+++ Фрагмент документа +++

Очень скоро мы убедились, что жизнь колонии идет организованно и упорядоченно: ни разу птицы не спутали своих гнезд. Осмотрев яйца в нескольких гнездах, мы не обнаружили двух одинаковых. Может быть, птицы узнают свои яйца? Мы их поменяли в двух соседних гнездах. Крачки, вернувшись, не обратили внимания на подмену. Тогда мы откатили одно из яиц немного в сторону: которое из них крачка будет насиживать? Увидев «непорядок», крачка клювом закатила яйцо обратно в ямку. Когда мы откатили его еще дальше, птица вообще перестала обращать на него внимание. По-видимому, птицы ориентируются на само гнездо, на его местонахождение по своим особым птичьим ориентирам, тем более что присыпанные песком яйца крачка легко откапывала.

+++

#### Ваше задание
Перепишите отрывок о колонии крачек целиком, слово в слово. Записи взяты из другого источника, не из отрывка о колонии крачек.

+++ Исходные данные +++

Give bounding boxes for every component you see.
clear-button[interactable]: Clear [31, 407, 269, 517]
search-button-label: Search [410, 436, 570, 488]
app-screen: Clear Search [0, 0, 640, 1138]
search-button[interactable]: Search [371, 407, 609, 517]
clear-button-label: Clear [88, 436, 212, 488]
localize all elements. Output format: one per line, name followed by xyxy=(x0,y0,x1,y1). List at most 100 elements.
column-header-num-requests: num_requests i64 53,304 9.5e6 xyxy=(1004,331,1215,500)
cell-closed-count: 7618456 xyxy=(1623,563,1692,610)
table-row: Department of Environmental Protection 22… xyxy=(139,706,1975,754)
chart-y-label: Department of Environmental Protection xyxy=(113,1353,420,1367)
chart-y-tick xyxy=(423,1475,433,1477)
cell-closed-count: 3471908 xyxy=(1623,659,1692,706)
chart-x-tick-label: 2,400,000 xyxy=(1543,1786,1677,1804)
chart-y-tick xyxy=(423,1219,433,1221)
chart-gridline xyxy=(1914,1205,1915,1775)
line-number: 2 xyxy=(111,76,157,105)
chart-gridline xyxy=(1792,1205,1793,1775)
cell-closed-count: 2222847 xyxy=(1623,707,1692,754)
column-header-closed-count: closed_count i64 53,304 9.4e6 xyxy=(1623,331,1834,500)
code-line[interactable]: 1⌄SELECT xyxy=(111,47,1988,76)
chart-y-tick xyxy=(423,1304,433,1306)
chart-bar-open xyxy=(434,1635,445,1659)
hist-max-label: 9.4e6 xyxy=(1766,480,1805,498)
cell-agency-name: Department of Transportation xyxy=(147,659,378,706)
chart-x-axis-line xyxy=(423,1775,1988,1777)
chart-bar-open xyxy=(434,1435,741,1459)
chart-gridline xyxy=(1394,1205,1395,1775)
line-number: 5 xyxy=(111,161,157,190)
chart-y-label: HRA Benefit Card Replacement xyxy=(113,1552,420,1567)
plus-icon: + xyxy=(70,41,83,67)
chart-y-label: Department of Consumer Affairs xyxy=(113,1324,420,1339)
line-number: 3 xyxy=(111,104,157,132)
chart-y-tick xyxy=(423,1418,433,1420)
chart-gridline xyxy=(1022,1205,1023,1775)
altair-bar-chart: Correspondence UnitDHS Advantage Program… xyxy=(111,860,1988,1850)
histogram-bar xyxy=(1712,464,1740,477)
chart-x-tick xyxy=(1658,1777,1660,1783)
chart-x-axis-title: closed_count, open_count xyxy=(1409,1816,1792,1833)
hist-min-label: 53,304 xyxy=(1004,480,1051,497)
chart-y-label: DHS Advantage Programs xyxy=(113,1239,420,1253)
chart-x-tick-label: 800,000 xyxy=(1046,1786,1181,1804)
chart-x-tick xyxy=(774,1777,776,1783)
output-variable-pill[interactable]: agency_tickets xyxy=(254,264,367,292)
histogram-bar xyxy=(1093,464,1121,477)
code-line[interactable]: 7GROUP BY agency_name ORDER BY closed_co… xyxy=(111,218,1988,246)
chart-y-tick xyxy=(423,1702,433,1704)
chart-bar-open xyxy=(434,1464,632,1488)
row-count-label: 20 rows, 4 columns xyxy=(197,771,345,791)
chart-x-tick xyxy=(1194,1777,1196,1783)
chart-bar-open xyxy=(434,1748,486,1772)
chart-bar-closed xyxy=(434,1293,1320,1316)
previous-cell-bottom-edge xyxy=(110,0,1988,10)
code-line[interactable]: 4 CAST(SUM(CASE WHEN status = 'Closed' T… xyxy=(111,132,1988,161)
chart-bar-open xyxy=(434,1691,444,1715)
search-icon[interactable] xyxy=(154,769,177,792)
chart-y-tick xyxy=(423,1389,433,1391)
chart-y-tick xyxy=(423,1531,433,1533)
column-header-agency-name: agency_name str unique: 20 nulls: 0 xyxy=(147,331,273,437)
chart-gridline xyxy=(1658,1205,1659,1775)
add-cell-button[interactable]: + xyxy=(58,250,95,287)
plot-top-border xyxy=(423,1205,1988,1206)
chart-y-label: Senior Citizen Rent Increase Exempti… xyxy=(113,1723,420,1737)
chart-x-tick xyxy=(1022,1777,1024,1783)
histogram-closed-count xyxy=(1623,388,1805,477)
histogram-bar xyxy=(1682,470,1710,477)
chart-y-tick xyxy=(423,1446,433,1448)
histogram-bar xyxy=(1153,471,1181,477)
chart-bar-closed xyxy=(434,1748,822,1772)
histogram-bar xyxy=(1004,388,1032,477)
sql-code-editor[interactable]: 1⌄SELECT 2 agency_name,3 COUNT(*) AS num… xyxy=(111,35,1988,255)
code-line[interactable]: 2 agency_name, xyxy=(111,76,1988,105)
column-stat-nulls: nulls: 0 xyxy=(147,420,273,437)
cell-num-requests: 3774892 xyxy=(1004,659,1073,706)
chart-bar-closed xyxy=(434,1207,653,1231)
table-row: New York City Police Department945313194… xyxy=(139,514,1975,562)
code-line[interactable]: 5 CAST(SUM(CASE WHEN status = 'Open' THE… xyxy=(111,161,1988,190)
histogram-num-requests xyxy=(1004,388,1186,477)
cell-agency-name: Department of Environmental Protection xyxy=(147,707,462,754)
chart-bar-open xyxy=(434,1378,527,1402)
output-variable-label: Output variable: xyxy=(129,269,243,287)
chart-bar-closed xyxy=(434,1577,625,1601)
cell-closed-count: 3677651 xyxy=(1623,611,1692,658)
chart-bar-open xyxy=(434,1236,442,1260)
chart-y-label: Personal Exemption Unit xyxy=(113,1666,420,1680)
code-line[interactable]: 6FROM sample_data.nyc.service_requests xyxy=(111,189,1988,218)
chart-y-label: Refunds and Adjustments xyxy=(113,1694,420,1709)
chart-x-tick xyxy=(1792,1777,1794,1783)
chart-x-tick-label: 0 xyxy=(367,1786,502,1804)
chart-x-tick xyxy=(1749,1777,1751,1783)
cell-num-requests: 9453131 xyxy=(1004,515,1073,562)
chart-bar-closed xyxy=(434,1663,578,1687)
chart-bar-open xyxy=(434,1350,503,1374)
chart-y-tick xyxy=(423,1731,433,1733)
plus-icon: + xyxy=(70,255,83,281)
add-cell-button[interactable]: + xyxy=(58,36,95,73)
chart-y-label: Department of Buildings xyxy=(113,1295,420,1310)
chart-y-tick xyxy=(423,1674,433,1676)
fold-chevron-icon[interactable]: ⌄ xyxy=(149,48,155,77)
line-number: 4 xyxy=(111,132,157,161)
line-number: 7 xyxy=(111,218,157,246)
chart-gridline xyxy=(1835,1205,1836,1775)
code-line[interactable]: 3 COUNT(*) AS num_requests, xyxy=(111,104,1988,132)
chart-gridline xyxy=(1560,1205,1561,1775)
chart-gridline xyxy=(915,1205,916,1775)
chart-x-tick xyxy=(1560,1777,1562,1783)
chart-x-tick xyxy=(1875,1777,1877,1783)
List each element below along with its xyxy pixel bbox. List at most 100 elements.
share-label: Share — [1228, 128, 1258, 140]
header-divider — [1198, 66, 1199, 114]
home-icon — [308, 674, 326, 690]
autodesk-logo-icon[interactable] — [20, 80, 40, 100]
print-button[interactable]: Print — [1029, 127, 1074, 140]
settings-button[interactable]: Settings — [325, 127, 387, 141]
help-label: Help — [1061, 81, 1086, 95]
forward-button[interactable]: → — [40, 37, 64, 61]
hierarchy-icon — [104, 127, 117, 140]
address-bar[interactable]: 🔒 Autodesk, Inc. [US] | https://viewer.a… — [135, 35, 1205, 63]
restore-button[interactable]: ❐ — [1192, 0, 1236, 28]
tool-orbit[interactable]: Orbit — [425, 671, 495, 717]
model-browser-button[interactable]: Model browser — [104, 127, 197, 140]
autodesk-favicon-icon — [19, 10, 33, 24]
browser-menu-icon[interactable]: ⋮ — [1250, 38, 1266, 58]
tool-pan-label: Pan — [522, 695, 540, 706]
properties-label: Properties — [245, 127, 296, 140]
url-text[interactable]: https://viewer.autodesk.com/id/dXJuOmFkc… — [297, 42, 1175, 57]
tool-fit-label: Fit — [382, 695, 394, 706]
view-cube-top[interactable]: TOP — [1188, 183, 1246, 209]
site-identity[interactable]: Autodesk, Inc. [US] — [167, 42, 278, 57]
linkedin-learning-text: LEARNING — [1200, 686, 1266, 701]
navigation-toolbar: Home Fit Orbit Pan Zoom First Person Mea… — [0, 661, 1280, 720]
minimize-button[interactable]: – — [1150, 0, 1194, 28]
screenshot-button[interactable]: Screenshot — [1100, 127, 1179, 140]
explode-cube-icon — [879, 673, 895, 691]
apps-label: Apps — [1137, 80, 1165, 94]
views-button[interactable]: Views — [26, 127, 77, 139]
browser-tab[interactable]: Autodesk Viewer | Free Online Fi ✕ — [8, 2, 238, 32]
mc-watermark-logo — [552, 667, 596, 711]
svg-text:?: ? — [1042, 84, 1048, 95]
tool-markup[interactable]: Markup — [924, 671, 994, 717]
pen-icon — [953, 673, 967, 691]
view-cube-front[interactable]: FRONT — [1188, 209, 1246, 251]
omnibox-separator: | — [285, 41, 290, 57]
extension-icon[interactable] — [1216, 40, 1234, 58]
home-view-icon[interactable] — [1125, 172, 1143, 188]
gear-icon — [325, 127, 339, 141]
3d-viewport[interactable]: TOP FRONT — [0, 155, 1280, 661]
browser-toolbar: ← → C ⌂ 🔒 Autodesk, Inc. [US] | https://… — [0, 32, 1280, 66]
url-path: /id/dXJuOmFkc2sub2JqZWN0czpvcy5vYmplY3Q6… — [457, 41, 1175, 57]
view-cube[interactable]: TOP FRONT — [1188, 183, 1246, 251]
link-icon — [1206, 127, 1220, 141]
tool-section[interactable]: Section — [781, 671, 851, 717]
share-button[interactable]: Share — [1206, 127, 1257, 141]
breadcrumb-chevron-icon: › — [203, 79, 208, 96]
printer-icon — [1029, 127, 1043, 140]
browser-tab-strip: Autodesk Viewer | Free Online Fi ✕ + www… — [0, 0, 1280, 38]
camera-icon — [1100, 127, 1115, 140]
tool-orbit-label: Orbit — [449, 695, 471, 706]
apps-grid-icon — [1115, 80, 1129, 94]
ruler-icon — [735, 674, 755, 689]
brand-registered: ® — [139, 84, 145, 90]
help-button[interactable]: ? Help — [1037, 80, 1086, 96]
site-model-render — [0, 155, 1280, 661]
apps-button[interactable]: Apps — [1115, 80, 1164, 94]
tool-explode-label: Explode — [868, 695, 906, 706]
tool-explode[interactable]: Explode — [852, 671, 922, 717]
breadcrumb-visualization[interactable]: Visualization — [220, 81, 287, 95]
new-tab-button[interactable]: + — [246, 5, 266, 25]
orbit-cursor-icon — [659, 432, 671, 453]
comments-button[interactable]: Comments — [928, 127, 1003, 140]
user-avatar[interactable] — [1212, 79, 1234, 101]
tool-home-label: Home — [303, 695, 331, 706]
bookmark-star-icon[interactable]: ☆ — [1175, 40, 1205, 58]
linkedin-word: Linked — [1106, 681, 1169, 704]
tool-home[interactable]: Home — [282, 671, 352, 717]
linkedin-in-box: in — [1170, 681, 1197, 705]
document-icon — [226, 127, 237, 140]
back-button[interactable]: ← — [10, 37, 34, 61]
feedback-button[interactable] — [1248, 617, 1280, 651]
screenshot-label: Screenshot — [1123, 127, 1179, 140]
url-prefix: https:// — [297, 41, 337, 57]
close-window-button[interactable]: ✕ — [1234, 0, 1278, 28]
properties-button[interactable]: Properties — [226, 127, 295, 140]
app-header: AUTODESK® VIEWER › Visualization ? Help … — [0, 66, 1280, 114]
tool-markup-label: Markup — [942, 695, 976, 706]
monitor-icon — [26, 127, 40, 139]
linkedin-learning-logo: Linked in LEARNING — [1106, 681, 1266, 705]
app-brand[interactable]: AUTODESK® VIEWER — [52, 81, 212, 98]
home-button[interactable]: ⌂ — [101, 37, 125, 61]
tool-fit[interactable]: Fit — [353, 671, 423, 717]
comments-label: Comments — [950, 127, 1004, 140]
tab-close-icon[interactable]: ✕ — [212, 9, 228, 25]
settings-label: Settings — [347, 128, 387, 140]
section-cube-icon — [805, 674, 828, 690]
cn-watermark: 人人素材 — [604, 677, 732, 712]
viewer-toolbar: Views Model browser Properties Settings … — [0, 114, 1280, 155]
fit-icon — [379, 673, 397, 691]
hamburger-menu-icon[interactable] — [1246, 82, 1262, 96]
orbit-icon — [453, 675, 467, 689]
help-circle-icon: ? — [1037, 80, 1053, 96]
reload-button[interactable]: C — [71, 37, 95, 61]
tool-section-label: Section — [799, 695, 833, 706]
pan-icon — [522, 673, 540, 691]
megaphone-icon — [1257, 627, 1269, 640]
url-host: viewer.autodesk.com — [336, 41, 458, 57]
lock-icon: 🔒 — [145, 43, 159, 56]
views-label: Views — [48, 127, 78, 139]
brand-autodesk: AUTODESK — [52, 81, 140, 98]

+++

#### Результат выполнения
Очень скоро мы убедились, что жизнь колонии идет организованно и упорядоченно: ни разу птицы не спутали своих гнезд. Осмотрев яйца в нескольких гнездах, мы не обнаружили двух одинаковых. Может быть, птицы узнают свои яйца? Мы их поменяли в двух соседних гнездах. Крачки, вернувшись, не обратили внимания на подмену. Тогда мы откатили одно из яиц немного в сторону: которое из них крачка будет насиживать? Увидев «непорядок», крачка клювом закатила яйцо обратно в ямку. Когда мы откатили его еще дальше, птица вообще перестала обращать на него внимание. По-видимому, птицы ориентируются на само гнездо, на его местонахождение по своим особым птичьим ориентирам, тем более что присыпанные песком яйца крачка легко откапывала.